- What to work on: Pull out every line with the word "Dedicated" from the entries below.

- Raw records:
☆ ☆ ☆

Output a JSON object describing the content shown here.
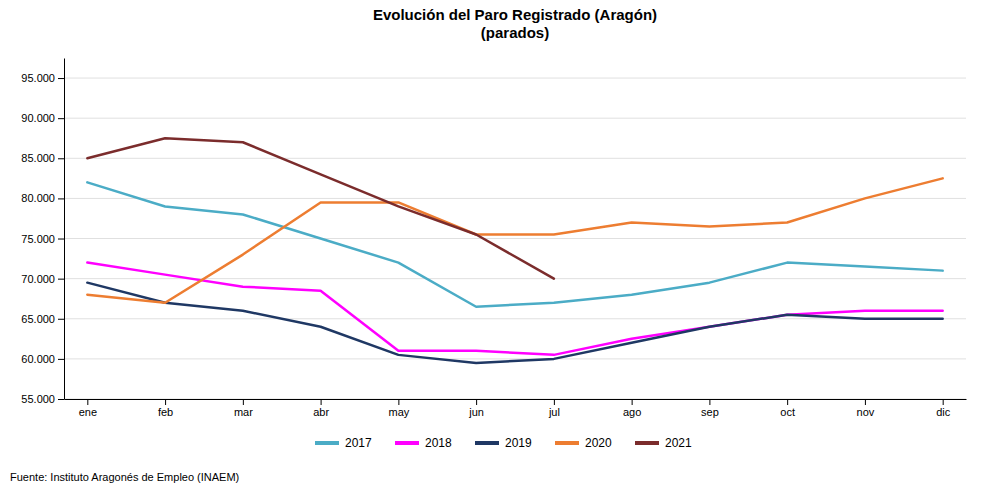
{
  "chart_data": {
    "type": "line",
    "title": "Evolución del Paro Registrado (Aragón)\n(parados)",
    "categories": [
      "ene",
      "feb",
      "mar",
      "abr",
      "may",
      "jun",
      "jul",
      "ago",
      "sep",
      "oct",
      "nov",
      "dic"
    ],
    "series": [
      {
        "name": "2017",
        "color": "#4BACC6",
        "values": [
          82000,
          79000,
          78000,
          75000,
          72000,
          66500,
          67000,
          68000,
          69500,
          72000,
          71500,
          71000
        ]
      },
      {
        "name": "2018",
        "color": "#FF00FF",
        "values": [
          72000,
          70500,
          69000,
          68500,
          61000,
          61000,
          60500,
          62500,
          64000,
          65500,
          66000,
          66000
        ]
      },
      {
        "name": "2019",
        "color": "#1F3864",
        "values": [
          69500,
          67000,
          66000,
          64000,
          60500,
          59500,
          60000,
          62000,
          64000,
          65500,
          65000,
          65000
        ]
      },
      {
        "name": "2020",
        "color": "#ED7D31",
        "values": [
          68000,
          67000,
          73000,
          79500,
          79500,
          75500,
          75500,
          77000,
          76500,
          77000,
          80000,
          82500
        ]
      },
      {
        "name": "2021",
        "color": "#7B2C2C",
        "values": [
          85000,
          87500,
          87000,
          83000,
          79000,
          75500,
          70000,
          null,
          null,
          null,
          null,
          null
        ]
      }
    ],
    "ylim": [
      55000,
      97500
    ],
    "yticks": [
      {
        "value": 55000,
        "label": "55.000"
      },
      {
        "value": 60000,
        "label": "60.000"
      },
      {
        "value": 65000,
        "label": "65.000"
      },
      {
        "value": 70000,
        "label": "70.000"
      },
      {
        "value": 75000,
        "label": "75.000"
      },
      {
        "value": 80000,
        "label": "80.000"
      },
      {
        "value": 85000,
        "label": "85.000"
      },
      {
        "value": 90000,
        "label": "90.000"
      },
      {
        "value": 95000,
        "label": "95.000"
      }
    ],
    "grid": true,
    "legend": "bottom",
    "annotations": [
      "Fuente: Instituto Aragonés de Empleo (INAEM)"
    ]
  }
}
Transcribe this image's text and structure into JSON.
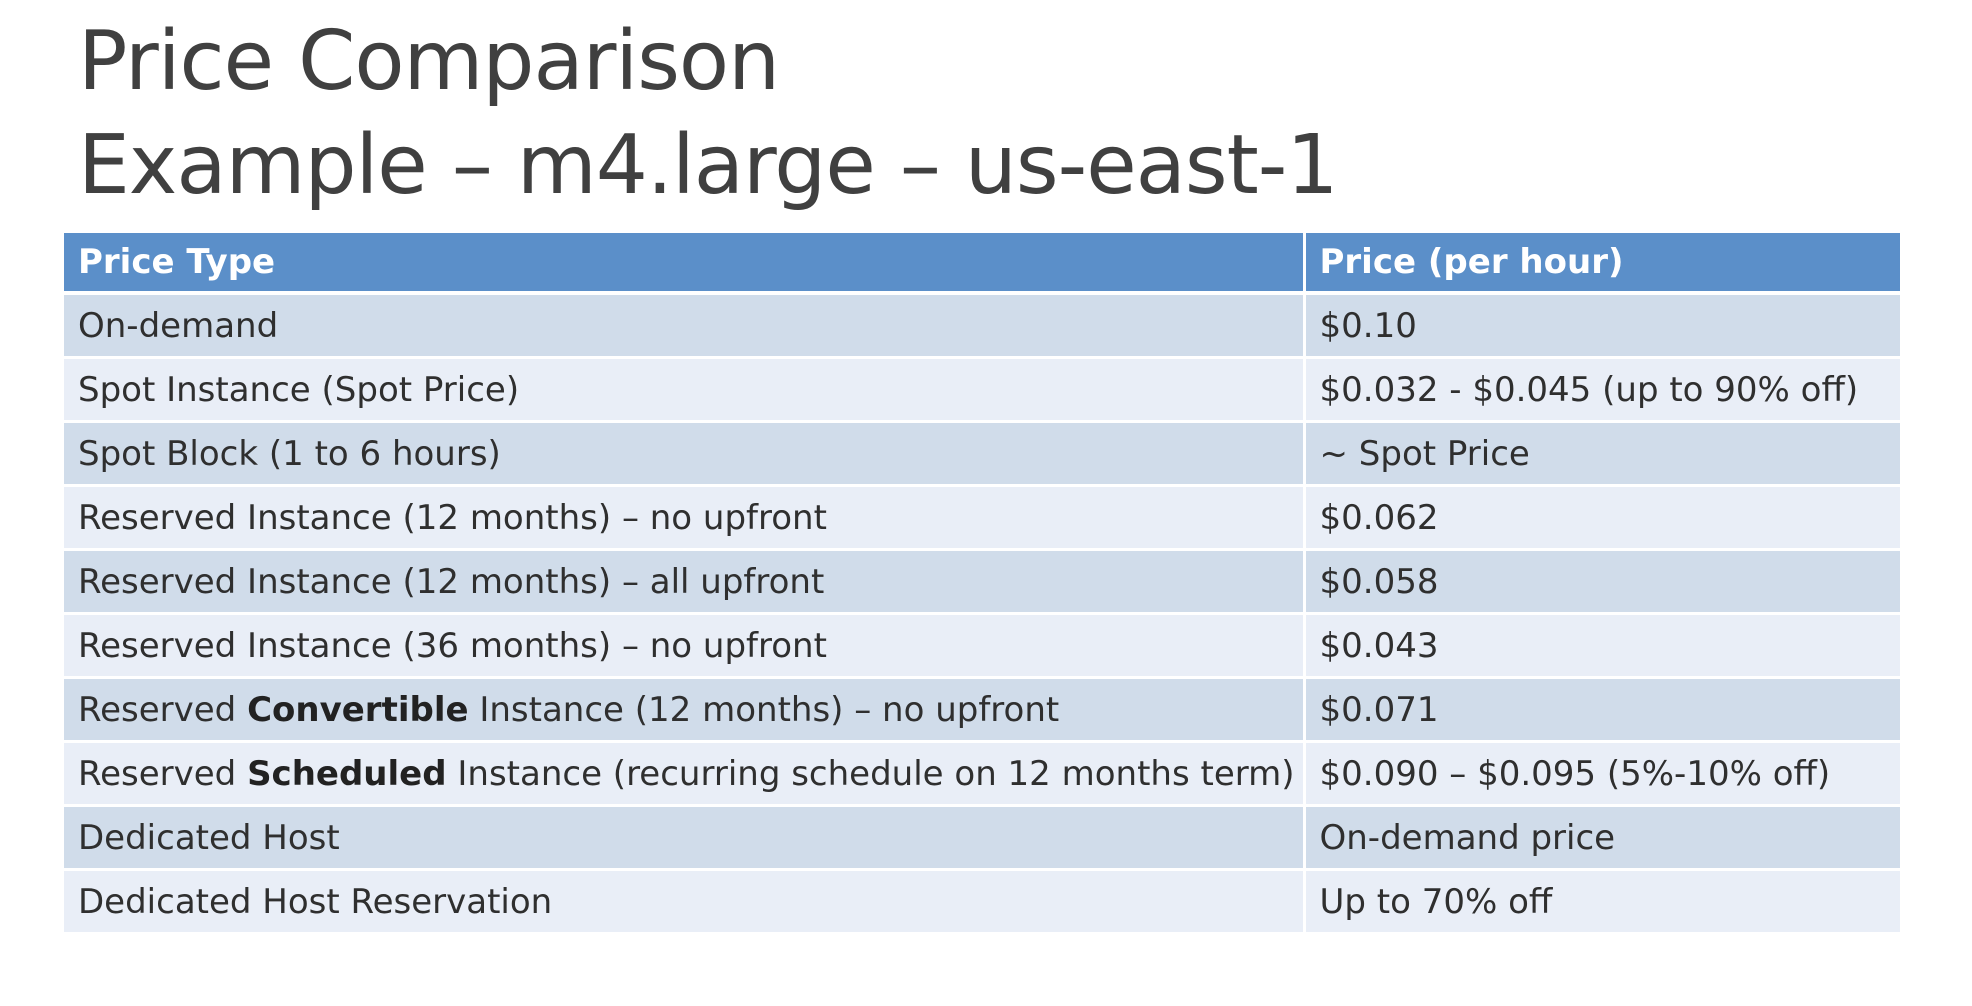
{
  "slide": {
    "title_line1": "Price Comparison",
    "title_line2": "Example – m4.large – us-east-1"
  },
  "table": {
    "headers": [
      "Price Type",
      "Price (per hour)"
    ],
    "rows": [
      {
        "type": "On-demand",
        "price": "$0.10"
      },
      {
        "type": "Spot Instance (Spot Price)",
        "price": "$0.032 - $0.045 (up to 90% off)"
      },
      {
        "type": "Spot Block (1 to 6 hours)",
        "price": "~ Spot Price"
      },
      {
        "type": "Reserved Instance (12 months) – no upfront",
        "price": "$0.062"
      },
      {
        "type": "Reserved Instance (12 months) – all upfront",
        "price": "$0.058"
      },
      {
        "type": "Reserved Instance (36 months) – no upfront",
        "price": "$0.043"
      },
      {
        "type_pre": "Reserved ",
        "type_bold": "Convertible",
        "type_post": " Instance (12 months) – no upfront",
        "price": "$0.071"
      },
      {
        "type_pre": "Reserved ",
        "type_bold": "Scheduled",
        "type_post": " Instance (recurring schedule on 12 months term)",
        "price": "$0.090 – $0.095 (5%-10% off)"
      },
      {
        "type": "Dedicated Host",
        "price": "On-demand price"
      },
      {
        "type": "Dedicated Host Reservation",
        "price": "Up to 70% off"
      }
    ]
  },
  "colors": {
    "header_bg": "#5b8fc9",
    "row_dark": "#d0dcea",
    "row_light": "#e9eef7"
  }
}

☆ ☆ ☆

- Written answer:
        "type": "Dedicated Host",
        "type": "Dedicated Host Reservation",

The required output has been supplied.